- _Task prompt_
Reproduce every entry exactly and leave its pictures out.

- _Listing_
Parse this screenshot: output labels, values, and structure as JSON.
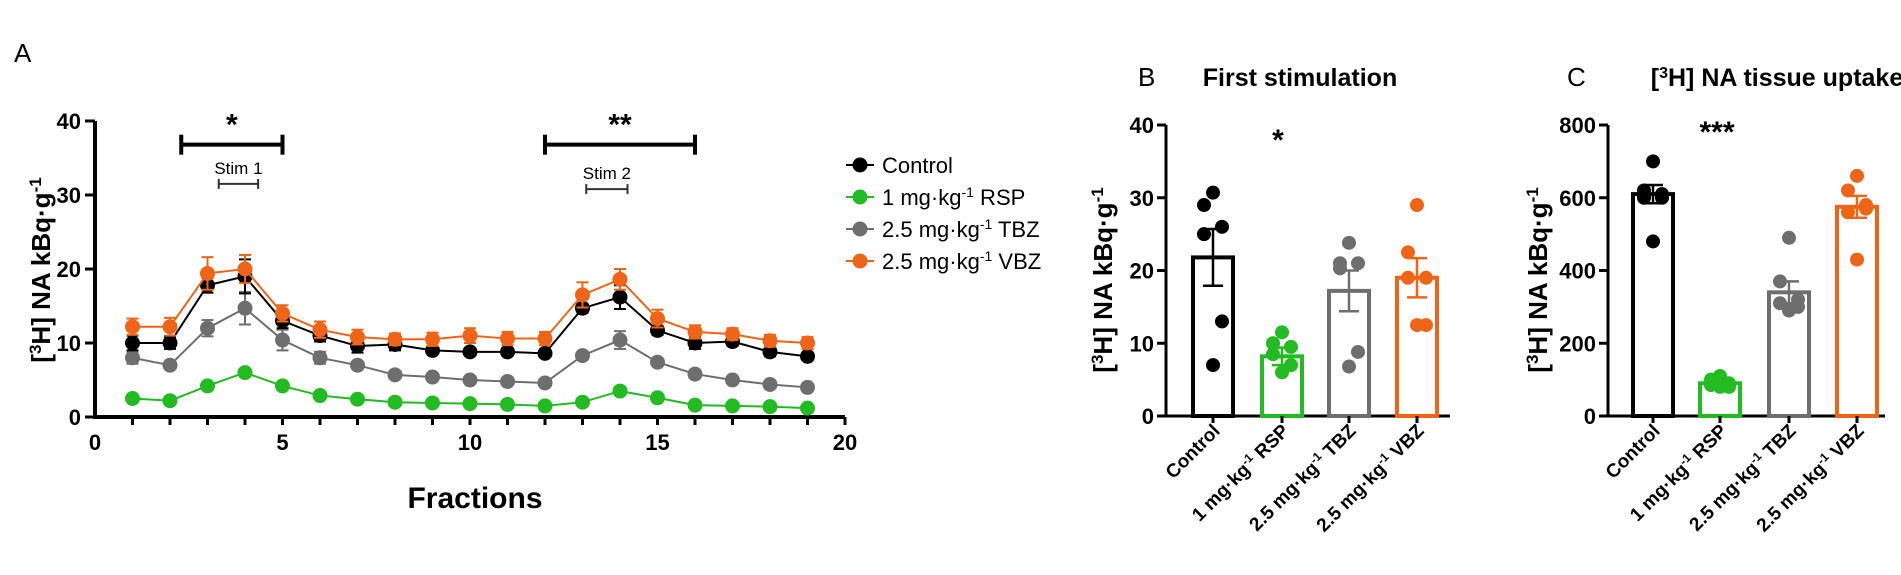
{
  "colors": {
    "Control": "#000000",
    "RSP": "#22bb22",
    "TBZ": "#6e6e6e",
    "VBZ": "#f06418"
  },
  "chart_data": [
    {
      "panel": "A",
      "type": "line",
      "title": "",
      "xlabel": "Fractions",
      "ylabel": "[3H] NA kBq·g-1",
      "xlim": [
        0,
        20
      ],
      "ylim": [
        0,
        40
      ],
      "xticks": [
        0,
        5,
        10,
        15,
        20
      ],
      "yticks": [
        0,
        10,
        20,
        30,
        40
      ],
      "legend_position": "right",
      "x": [
        1,
        2,
        3,
        4,
        5,
        6,
        7,
        8,
        9,
        10,
        11,
        12,
        13,
        14,
        15,
        16,
        17,
        18,
        19
      ],
      "series": [
        {
          "name": "Control",
          "key": "Control",
          "legend": [
            "Control",
            "",
            ""
          ],
          "values": [
            10,
            10,
            17.8,
            19,
            13,
            11,
            9.6,
            9.8,
            9,
            8.8,
            8.8,
            8.6,
            14.7,
            16.2,
            11.7,
            10,
            10.2,
            8.8,
            8.2
          ],
          "errors": [
            1,
            0.8,
            1,
            2.3,
            1,
            0.8,
            0.9,
            0.8,
            0.5,
            0.5,
            0.5,
            0.5,
            0.6,
            1.6,
            0.6,
            0.8,
            0.6,
            0.6,
            0.5
          ]
        },
        {
          "name": "1 mg·kg-1 RSP",
          "key": "RSP",
          "legend": [
            "1 mg·kg",
            "-1",
            " RSP"
          ],
          "values": [
            2.5,
            2.2,
            4.2,
            6,
            4.2,
            2.9,
            2.4,
            2,
            1.9,
            1.8,
            1.7,
            1.5,
            2,
            3.5,
            2.6,
            1.6,
            1.5,
            1.4,
            1.2
          ],
          "errors": [
            0.3,
            0.3,
            0.4,
            0.5,
            0.4,
            0.3,
            0.3,
            0.2,
            0.2,
            0.2,
            0.2,
            0.2,
            0.3,
            0.4,
            0.3,
            0.2,
            0.2,
            0.2,
            0.2
          ]
        },
        {
          "name": "2.5 mg·kg-1 TBZ",
          "key": "TBZ",
          "legend": [
            "2.5 mg·kg",
            "-1",
            " TBZ"
          ],
          "values": [
            8,
            7,
            12,
            14.7,
            10.4,
            8,
            7,
            5.7,
            5.4,
            5,
            4.8,
            4.6,
            8.3,
            10.4,
            7.4,
            5.8,
            5,
            4.4,
            4
          ],
          "errors": [
            0.8,
            0.4,
            1.1,
            2.2,
            1.4,
            0.8,
            0.5,
            0.4,
            0.4,
            0.4,
            0.4,
            0.4,
            0.5,
            1.2,
            0.5,
            0.4,
            0.4,
            0.4,
            0.3
          ]
        },
        {
          "name": "2.5 mg·kg-1 VBZ",
          "key": "VBZ",
          "legend": [
            "2.5 mg·kg",
            "-1",
            " VBZ"
          ],
          "values": [
            12.2,
            12.2,
            19.4,
            20,
            14,
            11.8,
            10.8,
            10.5,
            10.5,
            11,
            10.6,
            10.6,
            16.5,
            18.6,
            13.3,
            11.5,
            11.2,
            10.3,
            10
          ],
          "errors": [
            1.1,
            1.2,
            2.2,
            1.9,
            1.1,
            1.1,
            1,
            0.8,
            0.9,
            1,
            0.9,
            0.9,
            1.7,
            1.4,
            1.2,
            0.9,
            0.8,
            0.8,
            0.8
          ]
        }
      ],
      "annotations": [
        {
          "text": "*",
          "x_range": [
            2.3,
            5.0
          ],
          "y": 36.8
        },
        {
          "text": "**",
          "x_range": [
            12.0,
            16.0
          ],
          "y": 36.8
        },
        {
          "text": "Stim 1",
          "x_range": [
            3.3,
            4.35
          ],
          "y": 31.5
        },
        {
          "text": "Stim 2",
          "x_range": [
            13.1,
            14.2
          ],
          "y": 30.8
        }
      ]
    },
    {
      "panel": "B",
      "type": "bar",
      "title": "First stimulation",
      "ylabel": "[3H] NA kBq·g-1",
      "ylim": [
        0,
        40
      ],
      "yticks": [
        0,
        10,
        20,
        30,
        40
      ],
      "significance": "*",
      "categories": [
        "Control",
        "1 mg·kg-1 RSP",
        "2.5 mg·kg-1 TBZ",
        "2.5 mg·kg-1 VBZ"
      ],
      "keys": [
        "Control",
        "RSP",
        "TBZ",
        "VBZ"
      ],
      "values": [
        21.8,
        8.2,
        17.2,
        19
      ],
      "sem": [
        3.9,
        1.2,
        2.8,
        2.7
      ],
      "points": [
        [
          30.7,
          29,
          26,
          25,
          13,
          7
        ],
        [
          11.5,
          10,
          9.5,
          8.5,
          7,
          6
        ],
        [
          23.8,
          21,
          21,
          20.3,
          8.8,
          6.8
        ],
        [
          29,
          22.5,
          19,
          19,
          12.5,
          12.5
        ]
      ]
    },
    {
      "panel": "C",
      "type": "bar",
      "title": "[3H] NA tissue uptake",
      "ylabel": "[3H] NA kBq·g-1",
      "ylim": [
        0,
        800
      ],
      "yticks": [
        0,
        200,
        400,
        600,
        800
      ],
      "significance": "***",
      "categories": [
        "Control",
        "1 mg·kg-1 RSP",
        "2.5 mg·kg-1 TBZ",
        "2.5 mg·kg-1 VBZ"
      ],
      "keys": [
        "Control",
        "RSP",
        "TBZ",
        "VBZ"
      ],
      "values": [
        610,
        90,
        340,
        575
      ],
      "sem": [
        25,
        8,
        30,
        30
      ],
      "points": [
        [
          700,
          620,
          610,
          600,
          600,
          480
        ],
        [
          110,
          100,
          90,
          85,
          80,
          80
        ],
        [
          490,
          370,
          320,
          310,
          300,
          290
        ],
        [
          660,
          620,
          580,
          560,
          570,
          430
        ]
      ]
    }
  ]
}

- _Task response_
Parse this screenshot: output labels, values, and structure as JSON.
{
  "colors": {
    "Control": "#000000",
    "RSP": "#22bb22",
    "TBZ": "#6e6e6e",
    "VBZ": "#f06418"
  },
  "chart_data": [
    {
      "panel": "A",
      "type": "line",
      "title": "",
      "xlabel": "Fractions",
      "ylabel": "[3H] NA kBq·g-1",
      "xlim": [
        0,
        20
      ],
      "ylim": [
        0,
        40
      ],
      "xticks": [
        0,
        5,
        10,
        15,
        20
      ],
      "yticks": [
        0,
        10,
        20,
        30,
        40
      ],
      "legend_position": "right",
      "x": [
        1,
        2,
        3,
        4,
        5,
        6,
        7,
        8,
        9,
        10,
        11,
        12,
        13,
        14,
        15,
        16,
        17,
        18,
        19
      ],
      "series": [
        {
          "name": "Control",
          "key": "Control",
          "legend": [
            "Control",
            "",
            ""
          ],
          "values": [
            10,
            10,
            17.8,
            19,
            13,
            11,
            9.6,
            9.8,
            9,
            8.8,
            8.8,
            8.6,
            14.7,
            16.2,
            11.7,
            10,
            10.2,
            8.8,
            8.2
          ],
          "errors": [
            1,
            0.8,
            1,
            2.3,
            1,
            0.8,
            0.9,
            0.8,
            0.5,
            0.5,
            0.5,
            0.5,
            0.6,
            1.6,
            0.6,
            0.8,
            0.6,
            0.6,
            0.5
          ]
        },
        {
          "name": "1 mg·kg-1 RSP",
          "key": "RSP",
          "legend": [
            "1 mg·kg",
            "-1",
            " RSP"
          ],
          "values": [
            2.5,
            2.2,
            4.2,
            6,
            4.2,
            2.9,
            2.4,
            2,
            1.9,
            1.8,
            1.7,
            1.5,
            2,
            3.5,
            2.6,
            1.6,
            1.5,
            1.4,
            1.2
          ],
          "errors": [
            0.3,
            0.3,
            0.4,
            0.5,
            0.4,
            0.3,
            0.3,
            0.2,
            0.2,
            0.2,
            0.2,
            0.2,
            0.3,
            0.4,
            0.3,
            0.2,
            0.2,
            0.2,
            0.2
          ]
        },
        {
          "name": "2.5 mg·kg-1 TBZ",
          "key": "TBZ",
          "legend": [
            "2.5 mg·kg",
            "-1",
            " TBZ"
          ],
          "values": [
            8,
            7,
            12,
            14.7,
            10.4,
            8,
            7,
            5.7,
            5.4,
            5,
            4.8,
            4.6,
            8.3,
            10.4,
            7.4,
            5.8,
            5,
            4.4,
            4
          ],
          "errors": [
            0.8,
            0.4,
            1.1,
            2.2,
            1.4,
            0.8,
            0.5,
            0.4,
            0.4,
            0.4,
            0.4,
            0.4,
            0.5,
            1.2,
            0.5,
            0.4,
            0.4,
            0.4,
            0.3
          ]
        },
        {
          "name": "2.5 mg·kg-1 VBZ",
          "key": "VBZ",
          "legend": [
            "2.5 mg·kg",
            "-1",
            " VBZ"
          ],
          "values": [
            12.2,
            12.2,
            19.4,
            20,
            14,
            11.8,
            10.8,
            10.5,
            10.5,
            11,
            10.6,
            10.6,
            16.5,
            18.6,
            13.3,
            11.5,
            11.2,
            10.3,
            10
          ],
          "errors": [
            1.1,
            1.2,
            2.2,
            1.9,
            1.1,
            1.1,
            1,
            0.8,
            0.9,
            1,
            0.9,
            0.9,
            1.7,
            1.4,
            1.2,
            0.9,
            0.8,
            0.8,
            0.8
          ]
        }
      ],
      "annotations": [
        {
          "text": "*",
          "x_range": [
            2.3,
            5.0
          ],
          "y": 36.8
        },
        {
          "text": "**",
          "x_range": [
            12.0,
            16.0
          ],
          "y": 36.8
        },
        {
          "text": "Stim 1",
          "x_range": [
            3.3,
            4.35
          ],
          "y": 31.5
        },
        {
          "text": "Stim 2",
          "x_range": [
            13.1,
            14.2
          ],
          "y": 30.8
        }
      ]
    },
    {
      "panel": "B",
      "type": "bar",
      "title": "First stimulation",
      "ylabel": "[3H] NA kBq·g-1",
      "ylim": [
        0,
        40
      ],
      "yticks": [
        0,
        10,
        20,
        30,
        40
      ],
      "significance": "*",
      "categories": [
        "Control",
        "1 mg·kg-1 RSP",
        "2.5 mg·kg-1 TBZ",
        "2.5 mg·kg-1 VBZ"
      ],
      "keys": [
        "Control",
        "RSP",
        "TBZ",
        "VBZ"
      ],
      "values": [
        21.8,
        8.2,
        17.2,
        19
      ],
      "sem": [
        3.9,
        1.2,
        2.8,
        2.7
      ],
      "points": [
        [
          30.7,
          29,
          26,
          25,
          13,
          7
        ],
        [
          11.5,
          10,
          9.5,
          8.5,
          7,
          6
        ],
        [
          23.8,
          21,
          21,
          20.3,
          8.8,
          6.8
        ],
        [
          29,
          22.5,
          19,
          19,
          12.5,
          12.5
        ]
      ]
    },
    {
      "panel": "C",
      "type": "bar",
      "title": "[3H] NA tissue uptake",
      "ylabel": "[3H] NA kBq·g-1",
      "ylim": [
        0,
        800
      ],
      "yticks": [
        0,
        200,
        400,
        600,
        800
      ],
      "significance": "***",
      "categories": [
        "Control",
        "1 mg·kg-1 RSP",
        "2.5 mg·kg-1 TBZ",
        "2.5 mg·kg-1 VBZ"
      ],
      "keys": [
        "Control",
        "RSP",
        "TBZ",
        "VBZ"
      ],
      "values": [
        610,
        90,
        340,
        575
      ],
      "sem": [
        25,
        8,
        30,
        30
      ],
      "points": [
        [
          700,
          620,
          610,
          600,
          600,
          480
        ],
        [
          110,
          100,
          90,
          85,
          80,
          80
        ],
        [
          490,
          370,
          320,
          310,
          300,
          290
        ],
        [
          660,
          620,
          580,
          560,
          570,
          430
        ]
      ]
    }
  ]
}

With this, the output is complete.